(Collection entries)
----

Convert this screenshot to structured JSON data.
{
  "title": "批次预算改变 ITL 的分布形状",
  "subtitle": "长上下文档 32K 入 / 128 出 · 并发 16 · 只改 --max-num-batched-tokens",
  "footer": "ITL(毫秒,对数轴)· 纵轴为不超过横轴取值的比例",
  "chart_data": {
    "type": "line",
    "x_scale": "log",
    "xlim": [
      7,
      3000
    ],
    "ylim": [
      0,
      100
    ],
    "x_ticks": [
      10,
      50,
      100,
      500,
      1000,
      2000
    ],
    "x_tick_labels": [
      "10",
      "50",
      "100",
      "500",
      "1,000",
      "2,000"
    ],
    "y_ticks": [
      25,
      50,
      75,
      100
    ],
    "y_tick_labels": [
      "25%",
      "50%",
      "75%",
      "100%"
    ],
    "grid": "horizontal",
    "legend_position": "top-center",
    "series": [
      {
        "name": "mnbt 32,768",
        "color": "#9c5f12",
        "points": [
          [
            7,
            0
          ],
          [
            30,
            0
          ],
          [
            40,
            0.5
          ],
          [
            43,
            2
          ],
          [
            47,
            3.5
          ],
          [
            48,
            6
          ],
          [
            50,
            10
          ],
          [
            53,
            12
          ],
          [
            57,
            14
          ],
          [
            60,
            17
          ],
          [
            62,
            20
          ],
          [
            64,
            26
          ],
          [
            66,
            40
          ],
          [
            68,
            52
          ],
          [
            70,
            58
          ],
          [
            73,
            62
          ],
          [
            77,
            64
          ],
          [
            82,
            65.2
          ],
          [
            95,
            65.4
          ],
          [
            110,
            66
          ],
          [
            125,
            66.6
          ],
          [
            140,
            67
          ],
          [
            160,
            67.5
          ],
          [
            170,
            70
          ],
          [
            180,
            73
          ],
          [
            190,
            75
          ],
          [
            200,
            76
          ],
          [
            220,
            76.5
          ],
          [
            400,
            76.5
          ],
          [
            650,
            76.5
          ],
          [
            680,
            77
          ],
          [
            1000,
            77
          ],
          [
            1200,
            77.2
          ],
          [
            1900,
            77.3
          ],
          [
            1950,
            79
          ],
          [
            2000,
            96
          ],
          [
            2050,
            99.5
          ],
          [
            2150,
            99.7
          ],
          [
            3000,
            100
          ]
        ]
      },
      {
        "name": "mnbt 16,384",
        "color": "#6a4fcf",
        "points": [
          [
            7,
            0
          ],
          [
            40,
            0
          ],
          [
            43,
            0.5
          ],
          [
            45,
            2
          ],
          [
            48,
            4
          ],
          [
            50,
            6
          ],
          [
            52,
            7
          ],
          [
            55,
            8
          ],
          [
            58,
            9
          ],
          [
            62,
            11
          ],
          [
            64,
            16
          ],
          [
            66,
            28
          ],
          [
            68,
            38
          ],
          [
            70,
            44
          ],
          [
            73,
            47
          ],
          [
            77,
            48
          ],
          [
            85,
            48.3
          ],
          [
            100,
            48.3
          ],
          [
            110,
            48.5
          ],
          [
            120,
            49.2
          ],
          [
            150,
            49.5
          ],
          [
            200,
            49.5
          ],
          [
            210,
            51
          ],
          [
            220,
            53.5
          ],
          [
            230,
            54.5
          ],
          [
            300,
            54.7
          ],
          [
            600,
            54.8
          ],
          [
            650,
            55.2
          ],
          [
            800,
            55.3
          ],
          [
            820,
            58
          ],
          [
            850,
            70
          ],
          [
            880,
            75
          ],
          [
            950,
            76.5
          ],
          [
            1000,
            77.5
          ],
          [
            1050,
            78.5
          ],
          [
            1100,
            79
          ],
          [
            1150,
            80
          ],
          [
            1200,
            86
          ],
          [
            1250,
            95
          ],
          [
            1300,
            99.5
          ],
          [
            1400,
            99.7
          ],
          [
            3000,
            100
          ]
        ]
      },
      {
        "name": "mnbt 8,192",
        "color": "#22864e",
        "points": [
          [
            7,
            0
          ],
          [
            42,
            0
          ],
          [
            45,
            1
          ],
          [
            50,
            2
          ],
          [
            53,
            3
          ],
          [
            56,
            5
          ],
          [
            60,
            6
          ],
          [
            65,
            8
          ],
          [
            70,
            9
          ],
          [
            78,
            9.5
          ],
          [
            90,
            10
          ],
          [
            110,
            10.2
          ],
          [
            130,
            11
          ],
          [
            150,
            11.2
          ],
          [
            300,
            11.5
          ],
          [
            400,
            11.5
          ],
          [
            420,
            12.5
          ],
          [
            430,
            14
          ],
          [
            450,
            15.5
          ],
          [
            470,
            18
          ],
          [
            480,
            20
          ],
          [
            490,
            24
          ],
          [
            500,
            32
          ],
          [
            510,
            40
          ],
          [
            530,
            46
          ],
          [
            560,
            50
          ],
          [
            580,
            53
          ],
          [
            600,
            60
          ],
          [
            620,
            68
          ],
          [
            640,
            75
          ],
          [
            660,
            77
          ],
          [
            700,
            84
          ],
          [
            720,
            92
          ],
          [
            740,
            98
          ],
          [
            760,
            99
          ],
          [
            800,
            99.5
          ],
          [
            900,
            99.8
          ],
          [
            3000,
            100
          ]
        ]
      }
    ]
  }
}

----

Problem to solve :: In the material above, find each line that contains the word "mnbt", and select it.

Worked answer ::
        "name": "mnbt 32,768",
        "name": "mnbt 16,384",
        "name": "mnbt 8,192",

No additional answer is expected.